Records for processing:
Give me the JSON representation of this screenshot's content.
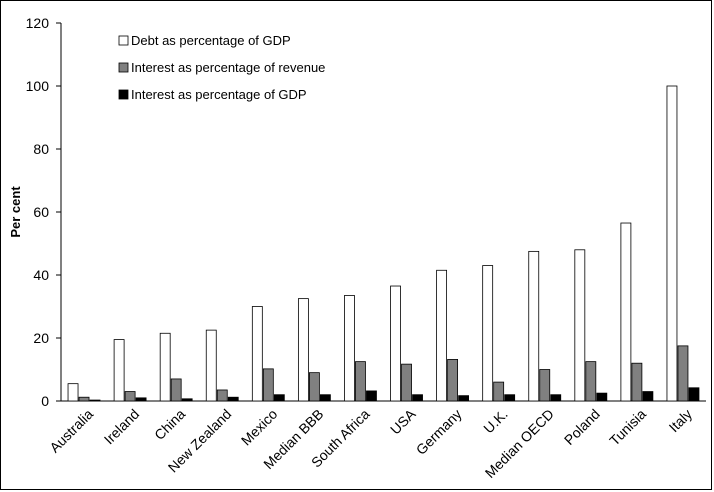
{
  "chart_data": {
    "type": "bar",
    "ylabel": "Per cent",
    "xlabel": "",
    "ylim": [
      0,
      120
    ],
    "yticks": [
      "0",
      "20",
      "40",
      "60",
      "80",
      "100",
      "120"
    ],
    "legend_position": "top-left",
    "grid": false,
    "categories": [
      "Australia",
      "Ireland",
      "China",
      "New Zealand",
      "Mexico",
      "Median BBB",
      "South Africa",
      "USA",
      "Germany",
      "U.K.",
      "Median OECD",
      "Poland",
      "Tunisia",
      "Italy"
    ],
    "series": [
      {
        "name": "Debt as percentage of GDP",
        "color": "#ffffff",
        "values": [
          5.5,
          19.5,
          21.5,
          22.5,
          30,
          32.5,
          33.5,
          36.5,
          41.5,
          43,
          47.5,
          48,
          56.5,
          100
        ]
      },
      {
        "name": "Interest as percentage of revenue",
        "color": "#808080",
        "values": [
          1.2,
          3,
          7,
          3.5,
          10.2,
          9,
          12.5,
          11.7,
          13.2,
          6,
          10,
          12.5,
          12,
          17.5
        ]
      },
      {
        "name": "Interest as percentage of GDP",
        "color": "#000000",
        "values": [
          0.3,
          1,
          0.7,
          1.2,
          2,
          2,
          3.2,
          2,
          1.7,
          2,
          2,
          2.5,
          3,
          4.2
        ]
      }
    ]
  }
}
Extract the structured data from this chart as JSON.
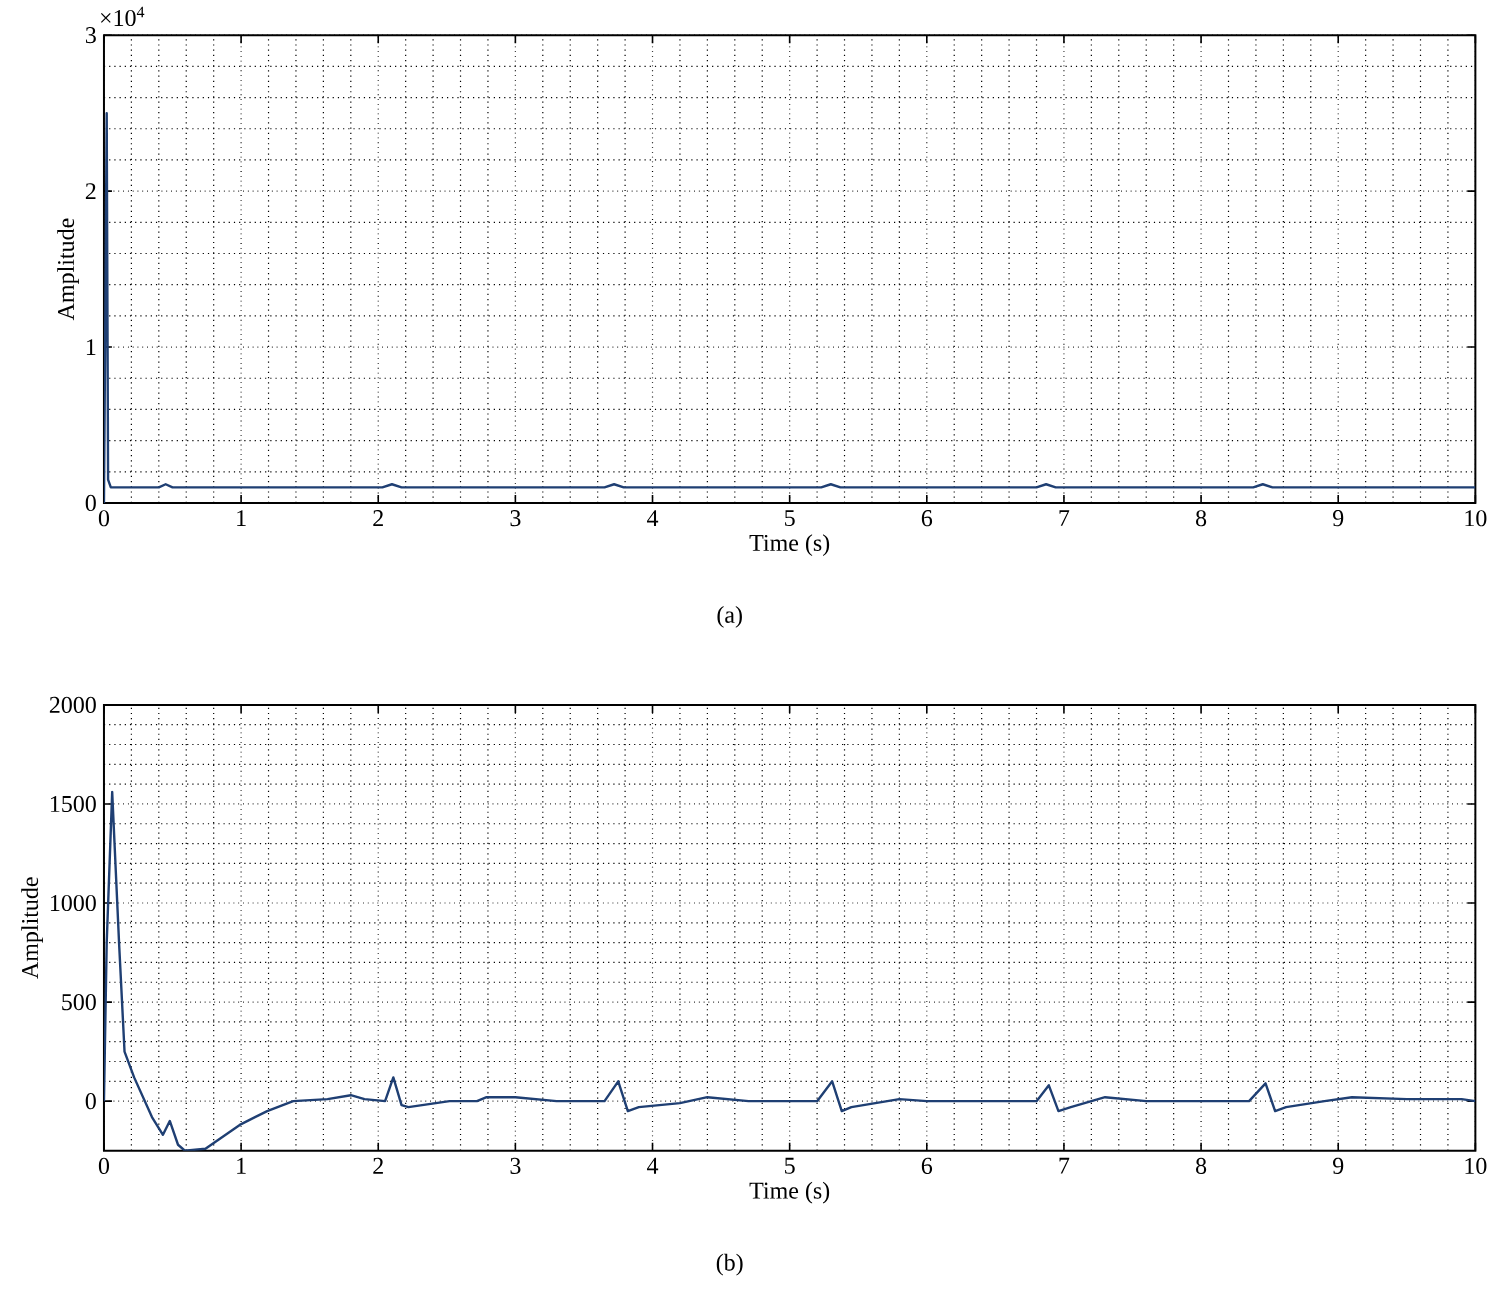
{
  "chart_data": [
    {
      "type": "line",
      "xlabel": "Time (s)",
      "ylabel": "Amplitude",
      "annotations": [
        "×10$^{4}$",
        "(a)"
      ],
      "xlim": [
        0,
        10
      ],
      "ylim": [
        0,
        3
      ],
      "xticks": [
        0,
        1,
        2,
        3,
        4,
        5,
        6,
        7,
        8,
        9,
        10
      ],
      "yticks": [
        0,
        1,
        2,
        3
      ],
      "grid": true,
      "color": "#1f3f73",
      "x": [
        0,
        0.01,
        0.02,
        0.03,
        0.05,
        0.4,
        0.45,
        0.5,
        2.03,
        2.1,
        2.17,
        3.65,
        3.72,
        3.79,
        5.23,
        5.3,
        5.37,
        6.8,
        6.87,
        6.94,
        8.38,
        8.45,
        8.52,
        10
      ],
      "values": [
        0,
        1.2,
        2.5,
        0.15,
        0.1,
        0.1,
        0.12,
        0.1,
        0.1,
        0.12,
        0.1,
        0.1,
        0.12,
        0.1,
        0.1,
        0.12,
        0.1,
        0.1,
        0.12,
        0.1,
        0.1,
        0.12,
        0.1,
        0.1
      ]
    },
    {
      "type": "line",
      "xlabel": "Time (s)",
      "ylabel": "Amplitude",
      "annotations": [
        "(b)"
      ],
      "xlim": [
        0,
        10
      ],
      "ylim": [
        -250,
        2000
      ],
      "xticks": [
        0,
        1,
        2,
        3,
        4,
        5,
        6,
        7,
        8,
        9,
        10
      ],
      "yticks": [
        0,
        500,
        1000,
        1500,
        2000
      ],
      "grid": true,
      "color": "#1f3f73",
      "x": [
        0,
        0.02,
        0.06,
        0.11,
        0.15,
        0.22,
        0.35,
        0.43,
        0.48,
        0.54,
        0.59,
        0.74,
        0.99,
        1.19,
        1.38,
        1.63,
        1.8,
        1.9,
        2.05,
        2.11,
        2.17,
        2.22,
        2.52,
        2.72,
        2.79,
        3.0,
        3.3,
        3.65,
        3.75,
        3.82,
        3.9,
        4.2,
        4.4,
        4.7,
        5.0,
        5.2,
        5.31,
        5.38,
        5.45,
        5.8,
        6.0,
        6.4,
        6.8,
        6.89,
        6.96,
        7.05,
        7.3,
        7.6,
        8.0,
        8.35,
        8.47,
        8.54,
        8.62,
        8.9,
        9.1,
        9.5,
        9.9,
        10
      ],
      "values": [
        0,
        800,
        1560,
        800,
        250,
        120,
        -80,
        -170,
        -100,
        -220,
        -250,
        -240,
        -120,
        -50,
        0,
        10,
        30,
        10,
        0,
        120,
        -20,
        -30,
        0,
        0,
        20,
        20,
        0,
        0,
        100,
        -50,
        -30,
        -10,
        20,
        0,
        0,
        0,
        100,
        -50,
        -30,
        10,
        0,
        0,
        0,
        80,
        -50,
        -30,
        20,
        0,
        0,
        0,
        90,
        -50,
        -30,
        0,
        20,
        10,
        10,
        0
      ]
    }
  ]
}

Exercise brief: Count the lines in the records above that hold the word "name", and give only that number.

Solution to this task: 3